Word for word, restate every line of the material.

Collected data
*****
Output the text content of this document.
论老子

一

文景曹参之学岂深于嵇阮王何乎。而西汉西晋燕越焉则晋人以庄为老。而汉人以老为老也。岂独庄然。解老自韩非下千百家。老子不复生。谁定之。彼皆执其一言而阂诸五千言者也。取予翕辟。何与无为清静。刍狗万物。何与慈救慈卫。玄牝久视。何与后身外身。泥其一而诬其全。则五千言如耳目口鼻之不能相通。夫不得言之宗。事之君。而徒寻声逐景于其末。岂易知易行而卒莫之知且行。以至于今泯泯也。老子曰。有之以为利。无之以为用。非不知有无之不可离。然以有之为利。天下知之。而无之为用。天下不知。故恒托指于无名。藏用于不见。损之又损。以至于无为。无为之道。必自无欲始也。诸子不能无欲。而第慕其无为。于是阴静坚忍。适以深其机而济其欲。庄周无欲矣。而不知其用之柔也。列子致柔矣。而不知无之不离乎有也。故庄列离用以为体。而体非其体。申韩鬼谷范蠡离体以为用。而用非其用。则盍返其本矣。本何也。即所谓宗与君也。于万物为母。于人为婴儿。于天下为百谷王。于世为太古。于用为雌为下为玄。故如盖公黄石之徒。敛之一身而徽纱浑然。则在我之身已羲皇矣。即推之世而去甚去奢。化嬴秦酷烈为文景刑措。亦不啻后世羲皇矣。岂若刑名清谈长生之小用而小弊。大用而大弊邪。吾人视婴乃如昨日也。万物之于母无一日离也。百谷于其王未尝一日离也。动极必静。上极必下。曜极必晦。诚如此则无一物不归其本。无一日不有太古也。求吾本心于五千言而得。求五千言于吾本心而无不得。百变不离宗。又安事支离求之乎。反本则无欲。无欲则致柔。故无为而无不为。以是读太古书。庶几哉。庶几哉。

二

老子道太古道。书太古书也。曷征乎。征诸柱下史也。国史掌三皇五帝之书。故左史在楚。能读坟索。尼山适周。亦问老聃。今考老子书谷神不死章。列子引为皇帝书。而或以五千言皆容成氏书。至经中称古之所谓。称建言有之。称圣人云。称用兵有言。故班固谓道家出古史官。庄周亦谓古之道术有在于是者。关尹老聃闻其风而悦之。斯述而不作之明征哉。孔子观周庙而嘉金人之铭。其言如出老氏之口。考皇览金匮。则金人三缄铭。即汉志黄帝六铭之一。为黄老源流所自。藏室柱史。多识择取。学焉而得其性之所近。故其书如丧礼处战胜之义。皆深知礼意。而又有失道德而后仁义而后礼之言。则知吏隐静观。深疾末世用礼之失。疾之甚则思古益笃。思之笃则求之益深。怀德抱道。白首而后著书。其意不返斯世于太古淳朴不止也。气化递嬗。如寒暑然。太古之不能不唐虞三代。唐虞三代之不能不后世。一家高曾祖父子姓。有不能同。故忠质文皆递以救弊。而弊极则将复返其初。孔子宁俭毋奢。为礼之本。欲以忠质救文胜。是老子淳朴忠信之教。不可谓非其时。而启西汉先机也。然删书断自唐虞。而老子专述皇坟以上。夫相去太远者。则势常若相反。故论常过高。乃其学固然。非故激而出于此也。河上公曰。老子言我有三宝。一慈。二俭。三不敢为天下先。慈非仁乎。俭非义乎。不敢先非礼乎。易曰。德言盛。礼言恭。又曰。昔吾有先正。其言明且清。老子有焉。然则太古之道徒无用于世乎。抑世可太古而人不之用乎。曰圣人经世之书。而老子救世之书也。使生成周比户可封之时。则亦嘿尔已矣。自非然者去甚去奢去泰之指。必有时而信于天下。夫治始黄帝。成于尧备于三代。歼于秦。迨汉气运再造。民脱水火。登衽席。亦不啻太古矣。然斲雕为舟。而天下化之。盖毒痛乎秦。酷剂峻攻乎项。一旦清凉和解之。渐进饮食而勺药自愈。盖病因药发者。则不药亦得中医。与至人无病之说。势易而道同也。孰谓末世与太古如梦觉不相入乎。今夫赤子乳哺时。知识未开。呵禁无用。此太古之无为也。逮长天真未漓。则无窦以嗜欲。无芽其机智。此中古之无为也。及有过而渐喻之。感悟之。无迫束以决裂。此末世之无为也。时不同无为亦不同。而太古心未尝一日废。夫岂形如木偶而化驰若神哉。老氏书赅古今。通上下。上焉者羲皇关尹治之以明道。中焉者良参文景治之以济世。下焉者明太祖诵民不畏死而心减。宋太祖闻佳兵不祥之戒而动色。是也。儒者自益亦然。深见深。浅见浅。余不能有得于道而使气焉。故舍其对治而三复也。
*****
* SOLUTION FOR THIS EXERCISE
Output the text content of this document.
论老子

一

文景曹参之学岂深于嵇阮王何乎。而西汉西晋燕越焉则晋人以庄为老。而汉人以老为老也。岂独庄然。解老自韩非下千百家。老子不复生。谁定之。彼皆执其一言而阂诸五千言者也。取予翕辟。何与无为清静。刍狗万物。何与慈救慈卫。玄牝久视。何与后身外身。泥其一而诬其全。则五千言如耳目口鼻之不能相通。夫不得言之宗。事之君。而徒寻声逐景于其末。岂易知易行而卒莫之知且行。以至于今泯泯也。老子曰。有之以为利。无之以为用。非不知有无之不可离。然以有之为利。天下知之。而无之为用。天下不知。故恒托指于无名。藏用于不见。损之又损。以至于无为。无为之道。必自无欲始也。诸子不能无欲。而第慕其无为。于是阴静坚忍。适以深其机而济其欲。庄周无欲矣。而不知其用之柔也。列子致柔矣。而不知无之不离乎有也。故庄列离用以为体。而体非其体。申韩鬼谷范蠡离体以为用。而用非其用。则盍返其本矣。本何也。即所谓宗与君也。于万物为母。于人为婴儿。于天下为百谷王。于世为太古。于用为雌为下为玄。故如盖公黄石之徒。敛之一身而徽纱浑然。则在我之身已羲皇矣。即推之世而去甚去奢。化嬴秦酷烈为文景刑措。亦不啻后世羲皇矣。岂若刑名清谈长生之小用而小弊。大用而大弊邪。吾人视婴乃如昨日也。万物之于母无一日离也。百谷于其王未尝一日离也。动极必静。上极必下。曜极必晦。诚如此则无一物不归其本。无一日不有太古也。求吾本心于五千言而得。求五千言于吾本心而无不得。百变不离宗。又安事支离求之乎。反本则无欲。无欲则致柔。故无为而无不为。以是读太古书。庶几哉。庶几哉。

二

老子道太古道。书太古书也。曷征乎。征诸柱下史也。国史掌三皇五帝之书。故左史在楚。能读坟索。尼山适周。亦问老聃。今考老子书谷神不死章。列子引为皇帝书。而或以五千言皆容成氏书。至经中称古之所谓。称建言有之。称圣人云。称用兵有言。故班固谓道家出古史官。庄周亦谓古之道术有在于是者。关尹老聃闻其风而悦之。斯述而不作之明征哉。孔子观周庙而嘉金人之铭。其言如出老氏之口。考皇览金匮。则金人三缄铭。即汉志黄帝六铭之一。为黄老源流所自。藏室柱史。多识择取。学焉而得其性之所近。故其书如丧礼处战胜之义。皆深知礼意。而又有失道德而后仁义而后礼之言。则知吏隐静观。深疾末世用礼之失。疾之甚则思古益笃。思之笃则求之益深。怀德抱道。白首而后著书。其意不返斯世于太古淳朴不止也。气化递嬗。如寒暑然。太古之不能不唐虞三代。唐虞三代之不能不后世。一家高曾祖父子姓。有不能同。故忠质文皆递以救弊。而弊极则将复返其初。孔子宁俭毋奢。为礼之本。欲以忠质救文胜。是老子淳朴忠信之教。不可谓非其时。而启西汉先机也。然删书断自唐虞。而老子专述皇坟以上。夫相去太远者。则势常若相反。故论常过高。乃其学固然。非故激而出于此也。河上公曰。老子言我有三宝。一慈。二俭。三不敢为天下先。慈非仁乎。俭非义乎。不敢先非礼乎。易曰。德言盛。礼言恭。又曰。昔吾有先正。其言明且清。老子有焉。然则太古之道徒无用于世乎。抑世可太古而人不之用乎。曰圣人经世之书。而老子救世之书也。使生成周比户可封之时。则亦嘿尔已矣。自非然者去甚去奢去泰之指。必有时而信于天下。夫治始黄帝。成于尧备于三代。歼于秦。迨汉气运再造。民脱水火。登衽席。亦不啻太古矣。然斲雕为舟。而天下化之。盖毒痛乎秦。酷剂峻攻乎项。一旦清凉和解之。渐进饮食而勺药自愈。盖病因药发者。则不药亦得中医。与至人无病之说。势易而道同也。孰谓末世与太古如梦觉不相入乎。今夫赤子乳哺时。知识未开。呵禁无用。此太古之无为也。逮长天真未漓。则无窦以嗜欲。无芽其机智。此中古之无为也。及有过而渐喻之。感悟之。无迫束以决裂。此末世之无为也。时不同无为亦不同。而太古心未尝一日废。夫岂形如木偶而化驰若神哉。老氏书赅古今。通上下。上焉者羲皇关尹治之以明道。中焉者良参文景治之以济世。下焉者明太祖诵民不畏死而心减。宋太祖闻佳兵不祥之戒而动色。是也。儒者自益亦然。深见深。浅见浅。余不能有得于道而使气焉。故舍其对治而三复也。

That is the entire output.